▶ **Stated problem**: Transcribe the entries below exactly.

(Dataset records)
* * * *

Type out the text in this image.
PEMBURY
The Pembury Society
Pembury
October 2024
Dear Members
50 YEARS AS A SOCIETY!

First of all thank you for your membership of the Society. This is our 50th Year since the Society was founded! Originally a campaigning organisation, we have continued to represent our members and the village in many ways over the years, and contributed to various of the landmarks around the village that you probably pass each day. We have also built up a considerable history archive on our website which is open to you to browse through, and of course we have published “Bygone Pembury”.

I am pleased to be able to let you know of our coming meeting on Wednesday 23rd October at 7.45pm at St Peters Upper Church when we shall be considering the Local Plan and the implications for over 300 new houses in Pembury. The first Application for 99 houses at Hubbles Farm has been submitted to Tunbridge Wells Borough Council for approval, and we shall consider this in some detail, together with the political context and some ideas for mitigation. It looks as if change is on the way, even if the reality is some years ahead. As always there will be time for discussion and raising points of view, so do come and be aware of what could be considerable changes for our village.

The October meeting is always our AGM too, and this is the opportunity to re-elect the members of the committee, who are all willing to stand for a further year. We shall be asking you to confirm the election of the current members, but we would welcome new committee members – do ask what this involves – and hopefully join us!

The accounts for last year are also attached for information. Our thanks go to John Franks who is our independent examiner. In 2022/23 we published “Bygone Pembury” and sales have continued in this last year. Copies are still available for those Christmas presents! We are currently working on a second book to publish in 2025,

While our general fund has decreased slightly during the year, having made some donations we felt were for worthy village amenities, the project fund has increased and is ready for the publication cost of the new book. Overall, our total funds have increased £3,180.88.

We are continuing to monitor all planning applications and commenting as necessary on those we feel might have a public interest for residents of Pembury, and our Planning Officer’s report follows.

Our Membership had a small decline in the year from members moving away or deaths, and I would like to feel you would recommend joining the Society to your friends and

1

* * * *

▶ **Answer for the task**:
Type out the text in this image.
PEMBURY
The Pembury Society
Pembury
October 2024
Dear Members
50 YEARS AS A SOCIETY!

First of all thank you for your membership of the Society. This is our 50th Year since the Society was founded! Originally a campaigning organisation, we have continued to represent our members and the village in many ways over the years, and contributed to various of the landmarks around the village that you probably pass each day. We have also built up a considerable history archive on our website which is open to you to browse through, and of course we have published “Bygone Pembury”.

I am pleased to be able to let you know of our coming meeting on Wednesday 23rd October at 7.45pm at St Peters Upper Church when we shall be considering the Local Plan and the implications for over 300 new houses in Pembury. The first Application for 99 houses at Hubbles Farm has been submitted to Tunbridge Wells Borough Council for approval, and we shall consider this in some detail, together with the political context and some ideas for mitigation. It looks as if change is on the way, even if the reality is some years ahead. As always there will be time for discussion and raising points of view, so do come and be aware of what could be considerable changes for our village.

The October meeting is always our AGM too, and this is the opportunity to re-elect the members of the committee, who are all willing to stand for a further year. We shall be asking you to confirm the election of the current members, but we would welcome new committee members – do ask what this involves – and hopefully join us!

The accounts for last year are also attached for information. Our thanks go to John Franks who is our independent examiner. In 2022/23 we published “Bygone Pembury” and sales have continued in this last year. Copies are still available for those Christmas presents! We are currently working on a second book to publish in 2025,

While our general fund has decreased slightly during the year, having made some donations we felt were for worthy village amenities, the project fund has increased and is ready for the publication cost of the new book. Overall, our total funds have increased £3,180.88.

We are continuing to monitor all planning applications and commenting as necessary on those we feel might have a public interest for residents of Pembury, and our Planning Officer’s report follows.

Our Membership had a small decline in the year from members moving away or deaths, and I would like to feel you would recommend joining the Society to your friends and

1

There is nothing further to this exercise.